* Task details *
From the listing below, extract every line containing "equation".

********************

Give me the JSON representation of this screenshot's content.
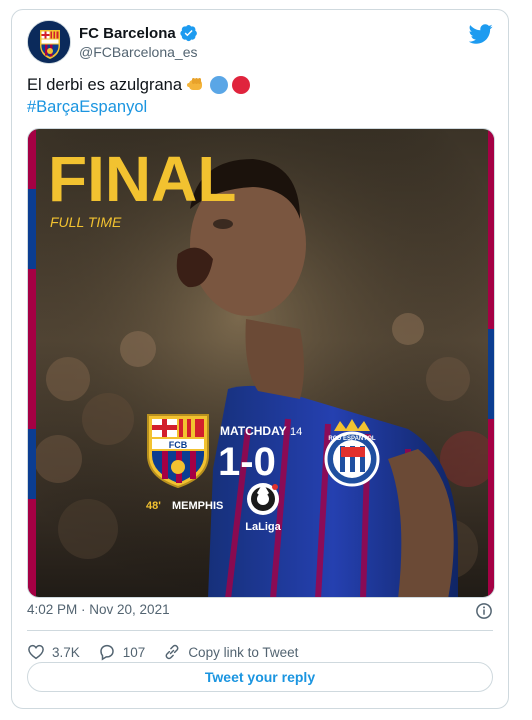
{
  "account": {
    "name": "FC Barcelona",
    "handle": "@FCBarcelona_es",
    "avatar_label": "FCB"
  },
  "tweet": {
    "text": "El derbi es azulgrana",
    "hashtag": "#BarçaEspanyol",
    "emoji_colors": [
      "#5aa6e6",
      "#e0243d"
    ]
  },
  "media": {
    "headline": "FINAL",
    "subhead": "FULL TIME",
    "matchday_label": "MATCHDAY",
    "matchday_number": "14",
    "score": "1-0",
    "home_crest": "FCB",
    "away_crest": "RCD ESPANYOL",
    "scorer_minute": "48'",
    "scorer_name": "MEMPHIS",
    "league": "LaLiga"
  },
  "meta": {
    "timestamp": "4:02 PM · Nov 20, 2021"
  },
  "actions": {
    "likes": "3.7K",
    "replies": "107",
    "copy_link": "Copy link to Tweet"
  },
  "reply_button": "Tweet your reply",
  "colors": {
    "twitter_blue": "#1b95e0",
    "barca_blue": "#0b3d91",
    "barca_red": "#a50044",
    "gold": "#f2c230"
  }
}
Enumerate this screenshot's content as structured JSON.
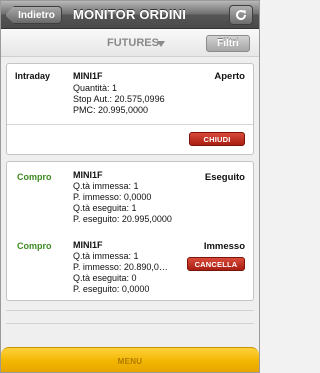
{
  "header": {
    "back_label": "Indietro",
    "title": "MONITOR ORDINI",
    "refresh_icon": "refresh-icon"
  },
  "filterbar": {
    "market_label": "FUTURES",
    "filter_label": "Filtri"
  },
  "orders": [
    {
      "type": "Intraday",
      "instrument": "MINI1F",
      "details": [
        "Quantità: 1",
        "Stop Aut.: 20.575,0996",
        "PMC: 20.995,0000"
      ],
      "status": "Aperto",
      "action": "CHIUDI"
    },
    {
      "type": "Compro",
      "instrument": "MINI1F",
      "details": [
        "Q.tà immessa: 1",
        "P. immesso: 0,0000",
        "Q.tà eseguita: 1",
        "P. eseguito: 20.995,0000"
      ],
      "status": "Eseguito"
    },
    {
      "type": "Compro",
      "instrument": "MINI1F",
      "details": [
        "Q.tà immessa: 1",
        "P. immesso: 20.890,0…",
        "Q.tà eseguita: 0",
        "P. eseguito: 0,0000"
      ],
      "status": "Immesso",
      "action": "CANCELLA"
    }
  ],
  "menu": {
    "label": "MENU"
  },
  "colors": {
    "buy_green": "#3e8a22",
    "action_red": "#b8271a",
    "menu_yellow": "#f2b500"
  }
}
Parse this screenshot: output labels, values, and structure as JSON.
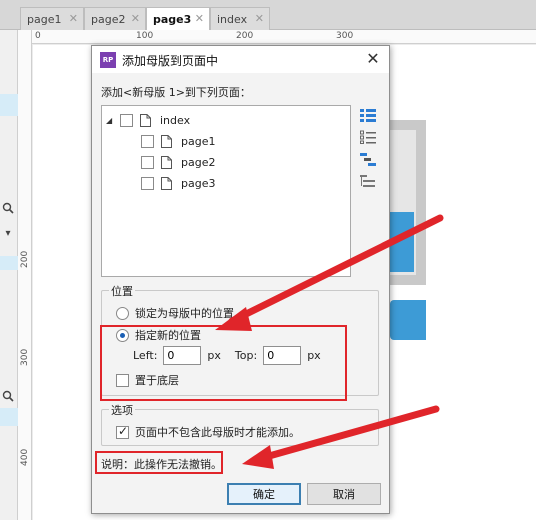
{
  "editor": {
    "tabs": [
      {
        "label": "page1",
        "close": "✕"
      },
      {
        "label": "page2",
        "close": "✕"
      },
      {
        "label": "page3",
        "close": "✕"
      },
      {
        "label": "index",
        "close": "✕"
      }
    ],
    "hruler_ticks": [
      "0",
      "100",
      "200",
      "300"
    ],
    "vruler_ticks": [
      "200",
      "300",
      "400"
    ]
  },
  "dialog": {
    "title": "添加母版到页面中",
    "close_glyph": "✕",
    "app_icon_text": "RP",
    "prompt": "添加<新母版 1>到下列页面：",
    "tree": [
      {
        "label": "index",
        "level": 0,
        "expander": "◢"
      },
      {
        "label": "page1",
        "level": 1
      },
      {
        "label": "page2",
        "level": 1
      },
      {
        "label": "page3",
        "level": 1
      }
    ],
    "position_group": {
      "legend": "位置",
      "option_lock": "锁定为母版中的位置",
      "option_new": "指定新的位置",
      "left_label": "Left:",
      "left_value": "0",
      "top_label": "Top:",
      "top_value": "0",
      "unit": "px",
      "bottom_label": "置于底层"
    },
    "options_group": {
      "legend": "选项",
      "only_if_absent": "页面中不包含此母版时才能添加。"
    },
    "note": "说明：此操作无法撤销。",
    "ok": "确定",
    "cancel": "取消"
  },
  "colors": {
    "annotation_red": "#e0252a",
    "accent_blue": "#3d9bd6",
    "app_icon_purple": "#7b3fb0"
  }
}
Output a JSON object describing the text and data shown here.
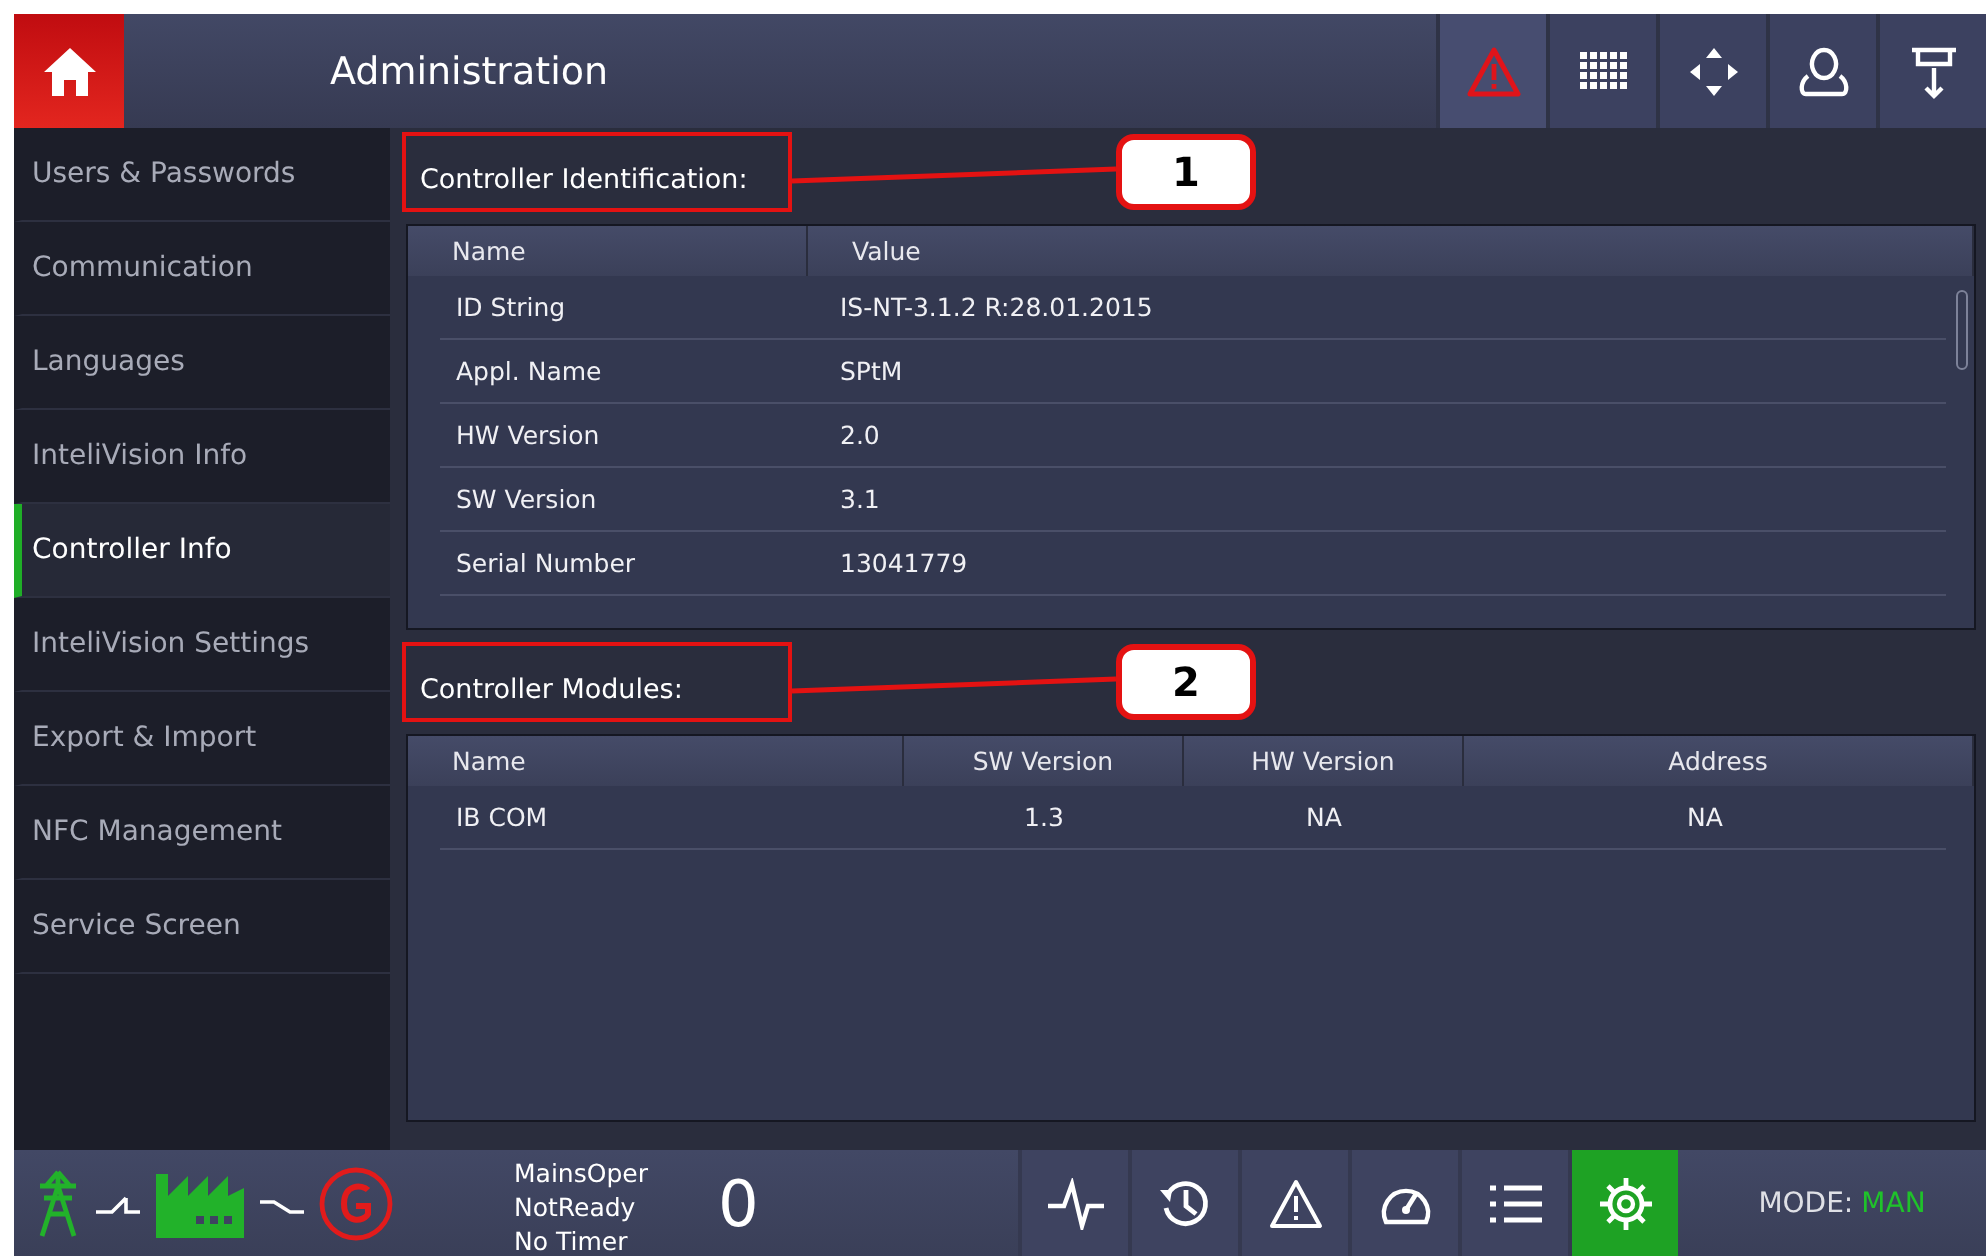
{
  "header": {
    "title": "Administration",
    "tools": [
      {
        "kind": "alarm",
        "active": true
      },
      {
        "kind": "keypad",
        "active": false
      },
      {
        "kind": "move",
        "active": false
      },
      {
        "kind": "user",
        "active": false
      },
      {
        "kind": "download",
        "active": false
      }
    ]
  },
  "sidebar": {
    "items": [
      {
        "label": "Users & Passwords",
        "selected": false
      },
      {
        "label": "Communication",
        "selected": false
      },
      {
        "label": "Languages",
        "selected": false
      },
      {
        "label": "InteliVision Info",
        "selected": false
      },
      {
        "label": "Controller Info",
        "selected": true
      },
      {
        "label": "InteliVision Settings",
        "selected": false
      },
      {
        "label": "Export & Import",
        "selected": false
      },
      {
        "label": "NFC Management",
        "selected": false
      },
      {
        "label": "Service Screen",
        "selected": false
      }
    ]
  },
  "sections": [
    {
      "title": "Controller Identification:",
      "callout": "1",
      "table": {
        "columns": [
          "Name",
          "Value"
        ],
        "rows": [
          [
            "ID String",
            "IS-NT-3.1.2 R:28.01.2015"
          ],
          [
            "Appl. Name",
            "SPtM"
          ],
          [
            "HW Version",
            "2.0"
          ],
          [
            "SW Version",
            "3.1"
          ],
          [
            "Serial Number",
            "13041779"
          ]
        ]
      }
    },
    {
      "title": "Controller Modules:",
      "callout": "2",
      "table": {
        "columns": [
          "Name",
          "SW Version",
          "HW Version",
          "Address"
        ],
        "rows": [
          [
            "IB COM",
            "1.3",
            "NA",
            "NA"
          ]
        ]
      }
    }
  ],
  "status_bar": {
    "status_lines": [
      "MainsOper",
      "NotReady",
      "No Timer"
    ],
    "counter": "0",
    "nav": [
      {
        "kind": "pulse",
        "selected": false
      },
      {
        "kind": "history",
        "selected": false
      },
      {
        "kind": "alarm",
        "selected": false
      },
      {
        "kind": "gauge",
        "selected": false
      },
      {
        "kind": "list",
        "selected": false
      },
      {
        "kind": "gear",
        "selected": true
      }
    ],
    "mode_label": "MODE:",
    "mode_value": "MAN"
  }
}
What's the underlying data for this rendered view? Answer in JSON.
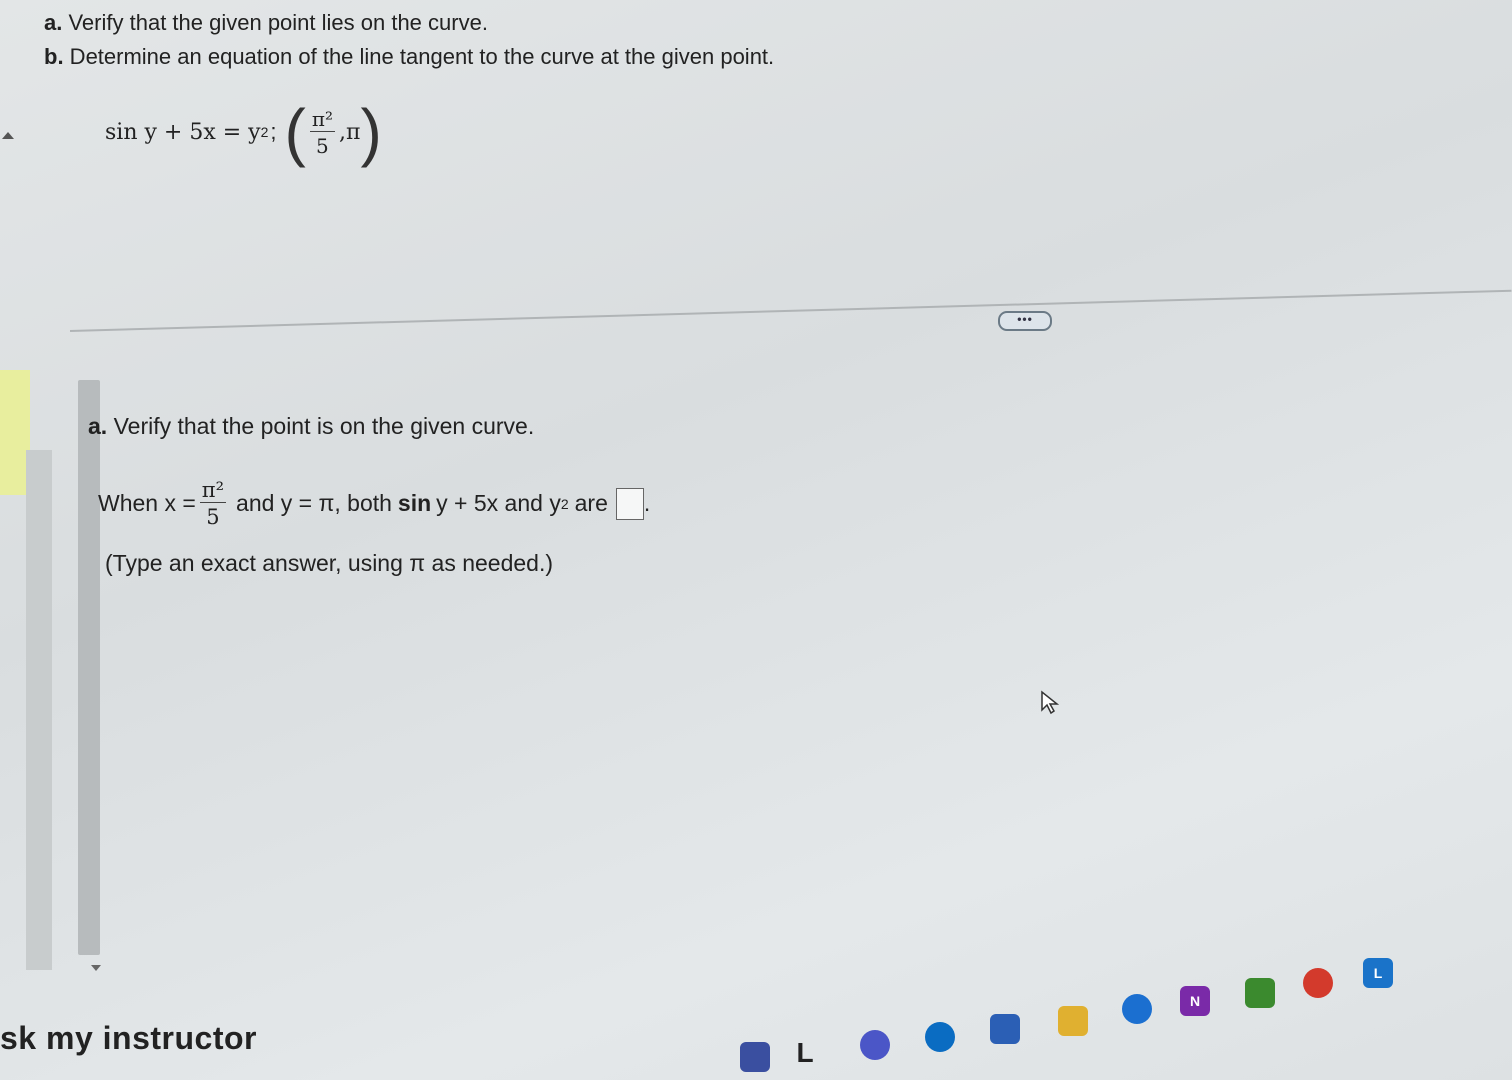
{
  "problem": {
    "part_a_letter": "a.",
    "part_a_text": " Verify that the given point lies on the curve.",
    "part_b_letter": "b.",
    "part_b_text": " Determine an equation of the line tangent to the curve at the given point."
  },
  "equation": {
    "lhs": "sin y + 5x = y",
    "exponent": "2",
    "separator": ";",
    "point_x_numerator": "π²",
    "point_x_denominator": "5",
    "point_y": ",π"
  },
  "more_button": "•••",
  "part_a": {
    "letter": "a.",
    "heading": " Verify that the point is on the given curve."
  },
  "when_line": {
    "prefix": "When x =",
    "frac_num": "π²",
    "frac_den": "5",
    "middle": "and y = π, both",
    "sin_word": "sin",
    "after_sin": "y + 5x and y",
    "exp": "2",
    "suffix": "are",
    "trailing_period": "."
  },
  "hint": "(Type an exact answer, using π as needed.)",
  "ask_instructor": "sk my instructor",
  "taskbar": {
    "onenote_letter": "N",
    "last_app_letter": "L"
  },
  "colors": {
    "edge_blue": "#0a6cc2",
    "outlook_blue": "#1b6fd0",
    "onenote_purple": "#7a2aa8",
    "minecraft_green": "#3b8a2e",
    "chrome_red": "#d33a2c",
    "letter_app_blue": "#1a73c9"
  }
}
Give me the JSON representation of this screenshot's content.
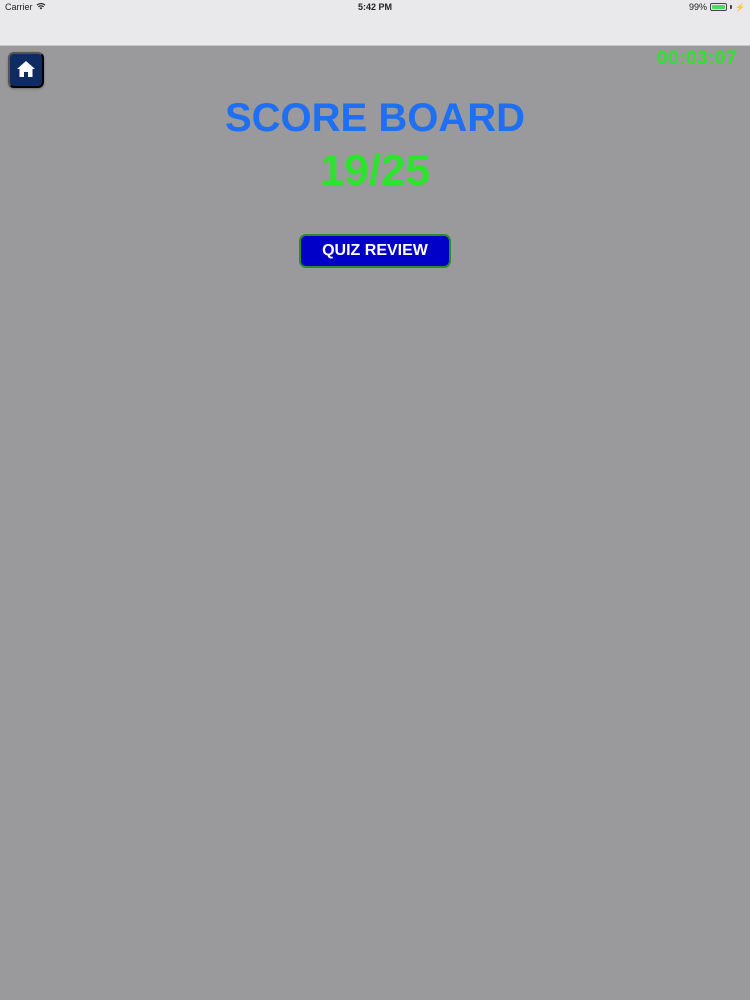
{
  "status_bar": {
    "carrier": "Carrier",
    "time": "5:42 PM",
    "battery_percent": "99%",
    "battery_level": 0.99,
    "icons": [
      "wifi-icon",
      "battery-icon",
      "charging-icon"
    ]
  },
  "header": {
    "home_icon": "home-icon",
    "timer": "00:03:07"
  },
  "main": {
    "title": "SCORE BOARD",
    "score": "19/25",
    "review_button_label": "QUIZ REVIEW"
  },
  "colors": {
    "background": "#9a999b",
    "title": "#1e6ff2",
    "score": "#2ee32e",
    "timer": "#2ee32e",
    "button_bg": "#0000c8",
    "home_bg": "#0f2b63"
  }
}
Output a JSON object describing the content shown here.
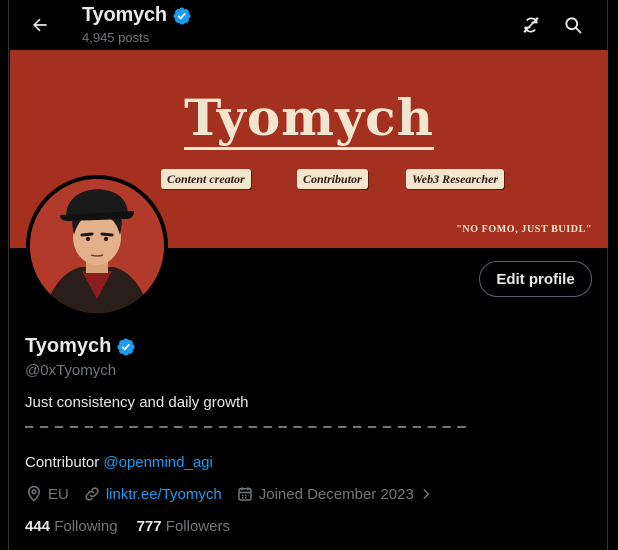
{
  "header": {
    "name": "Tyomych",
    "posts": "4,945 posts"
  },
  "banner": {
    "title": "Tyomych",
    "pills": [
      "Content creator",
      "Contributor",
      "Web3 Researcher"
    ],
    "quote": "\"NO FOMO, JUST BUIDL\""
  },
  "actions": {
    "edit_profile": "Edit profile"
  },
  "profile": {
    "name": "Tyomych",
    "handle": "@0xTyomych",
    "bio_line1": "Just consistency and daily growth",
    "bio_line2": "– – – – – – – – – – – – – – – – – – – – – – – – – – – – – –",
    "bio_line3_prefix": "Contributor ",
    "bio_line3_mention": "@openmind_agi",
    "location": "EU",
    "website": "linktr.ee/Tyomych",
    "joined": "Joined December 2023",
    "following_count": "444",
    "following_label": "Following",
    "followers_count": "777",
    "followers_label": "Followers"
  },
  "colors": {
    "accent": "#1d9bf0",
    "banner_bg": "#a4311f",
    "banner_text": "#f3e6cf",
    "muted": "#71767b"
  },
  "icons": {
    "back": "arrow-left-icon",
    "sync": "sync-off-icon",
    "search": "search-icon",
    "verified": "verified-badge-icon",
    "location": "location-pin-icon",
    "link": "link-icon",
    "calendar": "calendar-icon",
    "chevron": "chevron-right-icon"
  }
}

********************

* Expected answer *
    "part_b_text": " Determine an equation of the line tangent to the curve at the given point."
  "equation": {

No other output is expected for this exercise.